__Set task__
Below are the records. Gather each line that holds "terre".

Collected data entries:
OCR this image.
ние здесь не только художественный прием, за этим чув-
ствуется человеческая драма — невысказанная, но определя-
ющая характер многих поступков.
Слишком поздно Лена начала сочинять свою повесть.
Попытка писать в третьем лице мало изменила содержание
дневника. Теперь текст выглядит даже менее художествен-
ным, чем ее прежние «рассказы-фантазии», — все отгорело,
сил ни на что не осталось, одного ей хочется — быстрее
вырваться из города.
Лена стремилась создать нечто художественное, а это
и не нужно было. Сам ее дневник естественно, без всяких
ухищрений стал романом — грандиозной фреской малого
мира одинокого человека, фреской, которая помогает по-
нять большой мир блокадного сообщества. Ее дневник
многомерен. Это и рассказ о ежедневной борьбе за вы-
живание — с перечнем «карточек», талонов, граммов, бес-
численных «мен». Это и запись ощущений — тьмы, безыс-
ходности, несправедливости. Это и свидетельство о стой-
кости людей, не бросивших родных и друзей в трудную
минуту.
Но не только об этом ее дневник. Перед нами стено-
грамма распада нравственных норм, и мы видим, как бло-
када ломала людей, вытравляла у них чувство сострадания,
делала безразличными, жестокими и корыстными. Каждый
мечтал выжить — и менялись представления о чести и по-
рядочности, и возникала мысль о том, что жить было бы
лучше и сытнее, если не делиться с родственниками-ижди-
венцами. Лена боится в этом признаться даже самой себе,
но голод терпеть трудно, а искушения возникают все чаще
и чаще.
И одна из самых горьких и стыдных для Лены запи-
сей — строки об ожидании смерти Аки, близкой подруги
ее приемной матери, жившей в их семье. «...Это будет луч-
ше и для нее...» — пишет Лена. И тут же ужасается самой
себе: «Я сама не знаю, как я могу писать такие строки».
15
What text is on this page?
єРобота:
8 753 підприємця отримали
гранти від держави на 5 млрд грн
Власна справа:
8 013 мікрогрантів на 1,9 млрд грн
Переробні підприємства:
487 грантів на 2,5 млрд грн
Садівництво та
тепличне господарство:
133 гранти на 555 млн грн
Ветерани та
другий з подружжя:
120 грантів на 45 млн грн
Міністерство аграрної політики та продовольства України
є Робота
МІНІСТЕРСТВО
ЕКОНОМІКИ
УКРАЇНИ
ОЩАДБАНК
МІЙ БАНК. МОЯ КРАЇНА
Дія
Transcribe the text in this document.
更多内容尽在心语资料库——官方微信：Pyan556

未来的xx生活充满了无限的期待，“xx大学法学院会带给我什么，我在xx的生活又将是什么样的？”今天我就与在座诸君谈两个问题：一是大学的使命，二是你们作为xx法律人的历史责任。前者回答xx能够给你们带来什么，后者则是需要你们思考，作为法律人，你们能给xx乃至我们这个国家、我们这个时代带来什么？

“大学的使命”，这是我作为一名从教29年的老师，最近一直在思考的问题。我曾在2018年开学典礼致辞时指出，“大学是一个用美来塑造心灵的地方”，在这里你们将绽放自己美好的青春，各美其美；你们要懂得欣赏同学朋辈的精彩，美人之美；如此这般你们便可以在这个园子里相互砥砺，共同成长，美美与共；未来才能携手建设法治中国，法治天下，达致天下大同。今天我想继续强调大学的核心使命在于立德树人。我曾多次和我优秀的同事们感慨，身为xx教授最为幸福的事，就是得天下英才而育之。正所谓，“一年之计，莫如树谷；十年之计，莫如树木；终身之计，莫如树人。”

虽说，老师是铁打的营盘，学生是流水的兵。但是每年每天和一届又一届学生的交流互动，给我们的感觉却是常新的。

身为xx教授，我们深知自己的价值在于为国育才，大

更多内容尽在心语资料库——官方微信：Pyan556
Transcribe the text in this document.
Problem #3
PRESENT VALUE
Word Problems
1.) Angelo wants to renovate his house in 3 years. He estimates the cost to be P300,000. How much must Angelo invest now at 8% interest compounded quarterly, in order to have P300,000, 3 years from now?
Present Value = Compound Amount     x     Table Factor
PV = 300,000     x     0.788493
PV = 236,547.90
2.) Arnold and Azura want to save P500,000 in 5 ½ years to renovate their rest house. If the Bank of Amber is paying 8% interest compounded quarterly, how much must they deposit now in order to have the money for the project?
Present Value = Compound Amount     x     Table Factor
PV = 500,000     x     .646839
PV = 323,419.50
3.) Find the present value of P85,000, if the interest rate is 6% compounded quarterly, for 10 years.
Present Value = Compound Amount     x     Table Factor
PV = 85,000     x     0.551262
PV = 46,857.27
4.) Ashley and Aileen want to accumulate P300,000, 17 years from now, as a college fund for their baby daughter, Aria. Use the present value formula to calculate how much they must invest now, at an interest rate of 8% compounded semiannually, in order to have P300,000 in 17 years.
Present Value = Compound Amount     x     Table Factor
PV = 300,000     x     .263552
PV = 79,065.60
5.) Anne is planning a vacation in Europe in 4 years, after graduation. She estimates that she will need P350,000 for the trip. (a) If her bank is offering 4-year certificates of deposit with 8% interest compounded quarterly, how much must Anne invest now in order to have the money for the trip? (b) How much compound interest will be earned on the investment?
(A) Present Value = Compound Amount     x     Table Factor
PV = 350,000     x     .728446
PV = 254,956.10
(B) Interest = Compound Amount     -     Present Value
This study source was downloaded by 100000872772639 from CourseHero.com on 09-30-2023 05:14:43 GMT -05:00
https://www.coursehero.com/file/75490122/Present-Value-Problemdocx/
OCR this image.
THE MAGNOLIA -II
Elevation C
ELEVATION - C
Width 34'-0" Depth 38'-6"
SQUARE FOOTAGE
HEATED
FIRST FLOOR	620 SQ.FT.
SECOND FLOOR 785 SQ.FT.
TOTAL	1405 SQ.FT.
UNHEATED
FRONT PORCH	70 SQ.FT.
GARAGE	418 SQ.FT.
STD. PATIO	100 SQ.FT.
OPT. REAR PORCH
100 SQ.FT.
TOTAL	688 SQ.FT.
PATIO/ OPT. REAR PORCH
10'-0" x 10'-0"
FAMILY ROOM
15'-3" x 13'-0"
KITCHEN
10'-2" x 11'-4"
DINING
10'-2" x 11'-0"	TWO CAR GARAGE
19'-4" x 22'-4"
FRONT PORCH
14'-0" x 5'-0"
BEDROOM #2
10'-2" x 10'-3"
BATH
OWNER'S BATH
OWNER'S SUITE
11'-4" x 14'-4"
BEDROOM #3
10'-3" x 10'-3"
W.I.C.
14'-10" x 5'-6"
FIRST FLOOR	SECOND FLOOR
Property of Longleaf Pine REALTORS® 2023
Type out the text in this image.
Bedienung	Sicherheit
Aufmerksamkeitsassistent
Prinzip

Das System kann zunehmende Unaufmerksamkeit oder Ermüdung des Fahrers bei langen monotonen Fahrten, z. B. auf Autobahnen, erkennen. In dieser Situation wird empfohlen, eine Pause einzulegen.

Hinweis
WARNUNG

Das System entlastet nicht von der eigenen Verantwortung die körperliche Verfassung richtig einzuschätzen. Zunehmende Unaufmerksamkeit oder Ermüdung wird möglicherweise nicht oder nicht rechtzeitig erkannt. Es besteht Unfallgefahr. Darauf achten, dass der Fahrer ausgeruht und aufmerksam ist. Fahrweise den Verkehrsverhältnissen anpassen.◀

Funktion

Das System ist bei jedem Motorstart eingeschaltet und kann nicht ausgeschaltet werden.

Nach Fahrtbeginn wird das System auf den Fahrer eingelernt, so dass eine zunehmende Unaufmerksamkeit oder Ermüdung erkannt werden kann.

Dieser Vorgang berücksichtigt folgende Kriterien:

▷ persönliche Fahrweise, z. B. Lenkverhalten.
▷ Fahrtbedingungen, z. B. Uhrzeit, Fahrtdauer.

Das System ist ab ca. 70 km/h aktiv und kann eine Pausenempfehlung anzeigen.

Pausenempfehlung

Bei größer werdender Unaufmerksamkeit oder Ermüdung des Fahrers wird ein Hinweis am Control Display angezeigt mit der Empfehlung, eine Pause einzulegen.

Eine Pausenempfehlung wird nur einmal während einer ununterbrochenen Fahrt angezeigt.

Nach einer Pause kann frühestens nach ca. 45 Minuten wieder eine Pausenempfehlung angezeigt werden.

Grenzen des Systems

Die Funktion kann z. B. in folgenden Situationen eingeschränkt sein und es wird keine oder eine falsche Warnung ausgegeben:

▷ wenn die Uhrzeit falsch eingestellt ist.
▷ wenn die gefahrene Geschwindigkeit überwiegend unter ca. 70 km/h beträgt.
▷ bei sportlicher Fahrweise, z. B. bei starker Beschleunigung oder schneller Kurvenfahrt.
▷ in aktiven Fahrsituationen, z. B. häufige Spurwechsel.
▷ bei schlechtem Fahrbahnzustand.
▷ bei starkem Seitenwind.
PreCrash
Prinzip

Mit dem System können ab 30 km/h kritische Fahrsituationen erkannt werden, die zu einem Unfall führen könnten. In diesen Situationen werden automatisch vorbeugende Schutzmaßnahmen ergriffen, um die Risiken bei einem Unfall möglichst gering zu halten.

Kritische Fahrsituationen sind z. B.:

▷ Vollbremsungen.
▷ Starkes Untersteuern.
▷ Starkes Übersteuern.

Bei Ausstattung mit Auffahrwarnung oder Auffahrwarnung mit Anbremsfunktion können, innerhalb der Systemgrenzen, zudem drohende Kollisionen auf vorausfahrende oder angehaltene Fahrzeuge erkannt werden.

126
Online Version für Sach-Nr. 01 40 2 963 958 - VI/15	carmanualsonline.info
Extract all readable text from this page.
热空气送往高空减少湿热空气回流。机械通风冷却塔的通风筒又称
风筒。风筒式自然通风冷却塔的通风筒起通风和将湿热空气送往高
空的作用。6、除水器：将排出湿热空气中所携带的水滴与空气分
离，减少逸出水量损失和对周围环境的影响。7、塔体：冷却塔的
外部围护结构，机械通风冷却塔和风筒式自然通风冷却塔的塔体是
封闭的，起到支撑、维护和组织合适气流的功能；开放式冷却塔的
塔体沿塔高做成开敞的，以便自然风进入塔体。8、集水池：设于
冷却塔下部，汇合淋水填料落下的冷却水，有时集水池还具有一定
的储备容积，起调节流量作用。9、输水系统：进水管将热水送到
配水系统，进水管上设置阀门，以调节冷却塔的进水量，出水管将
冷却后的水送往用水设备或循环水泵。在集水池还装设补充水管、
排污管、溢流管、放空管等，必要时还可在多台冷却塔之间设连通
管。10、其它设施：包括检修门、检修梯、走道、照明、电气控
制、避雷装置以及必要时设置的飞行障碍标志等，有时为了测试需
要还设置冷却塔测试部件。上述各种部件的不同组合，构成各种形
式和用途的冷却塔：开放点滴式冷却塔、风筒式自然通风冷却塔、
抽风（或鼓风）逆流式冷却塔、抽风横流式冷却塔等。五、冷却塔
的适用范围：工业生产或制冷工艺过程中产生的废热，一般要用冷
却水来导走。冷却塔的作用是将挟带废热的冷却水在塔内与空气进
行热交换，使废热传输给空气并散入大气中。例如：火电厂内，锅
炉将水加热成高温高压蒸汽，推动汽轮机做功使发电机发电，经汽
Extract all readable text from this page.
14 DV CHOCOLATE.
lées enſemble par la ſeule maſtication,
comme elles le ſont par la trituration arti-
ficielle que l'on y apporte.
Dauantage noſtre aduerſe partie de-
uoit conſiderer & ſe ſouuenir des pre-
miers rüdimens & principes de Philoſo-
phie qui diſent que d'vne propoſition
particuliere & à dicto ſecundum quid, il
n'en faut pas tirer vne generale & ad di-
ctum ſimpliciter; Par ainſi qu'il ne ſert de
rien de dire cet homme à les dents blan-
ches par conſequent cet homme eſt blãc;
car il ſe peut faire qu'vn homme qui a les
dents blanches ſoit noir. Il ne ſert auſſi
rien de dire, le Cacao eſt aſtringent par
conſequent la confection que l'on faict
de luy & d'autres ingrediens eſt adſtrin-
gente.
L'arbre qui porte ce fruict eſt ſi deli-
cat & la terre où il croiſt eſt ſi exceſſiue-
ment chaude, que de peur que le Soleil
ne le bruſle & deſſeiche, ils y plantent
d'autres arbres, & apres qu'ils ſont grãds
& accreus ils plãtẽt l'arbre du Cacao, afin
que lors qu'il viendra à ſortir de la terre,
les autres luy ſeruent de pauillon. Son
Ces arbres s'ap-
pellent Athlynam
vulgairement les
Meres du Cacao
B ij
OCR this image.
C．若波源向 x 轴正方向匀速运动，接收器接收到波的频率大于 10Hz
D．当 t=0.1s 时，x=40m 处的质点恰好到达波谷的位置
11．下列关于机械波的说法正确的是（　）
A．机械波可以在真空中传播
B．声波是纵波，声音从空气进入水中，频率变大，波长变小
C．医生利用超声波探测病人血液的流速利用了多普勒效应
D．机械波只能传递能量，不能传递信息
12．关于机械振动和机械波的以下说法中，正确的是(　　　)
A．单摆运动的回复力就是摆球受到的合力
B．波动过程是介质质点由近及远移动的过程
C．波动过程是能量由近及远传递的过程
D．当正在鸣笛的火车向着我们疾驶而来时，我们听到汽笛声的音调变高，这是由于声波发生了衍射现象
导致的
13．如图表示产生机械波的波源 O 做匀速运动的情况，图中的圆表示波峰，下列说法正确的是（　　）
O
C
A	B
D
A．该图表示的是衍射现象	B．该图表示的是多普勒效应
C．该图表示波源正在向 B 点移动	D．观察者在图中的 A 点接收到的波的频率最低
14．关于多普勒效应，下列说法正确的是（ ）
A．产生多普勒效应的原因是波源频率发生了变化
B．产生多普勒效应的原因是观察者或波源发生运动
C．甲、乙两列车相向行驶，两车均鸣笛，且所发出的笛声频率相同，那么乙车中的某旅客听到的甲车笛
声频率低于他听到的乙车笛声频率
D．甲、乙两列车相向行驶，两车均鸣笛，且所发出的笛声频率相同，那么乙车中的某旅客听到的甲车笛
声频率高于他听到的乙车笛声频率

__Expected answer__
cat & la terre où il croiſt eſt ſi exceſſiue-
que lors qu'il viendra à ſortir de la terre,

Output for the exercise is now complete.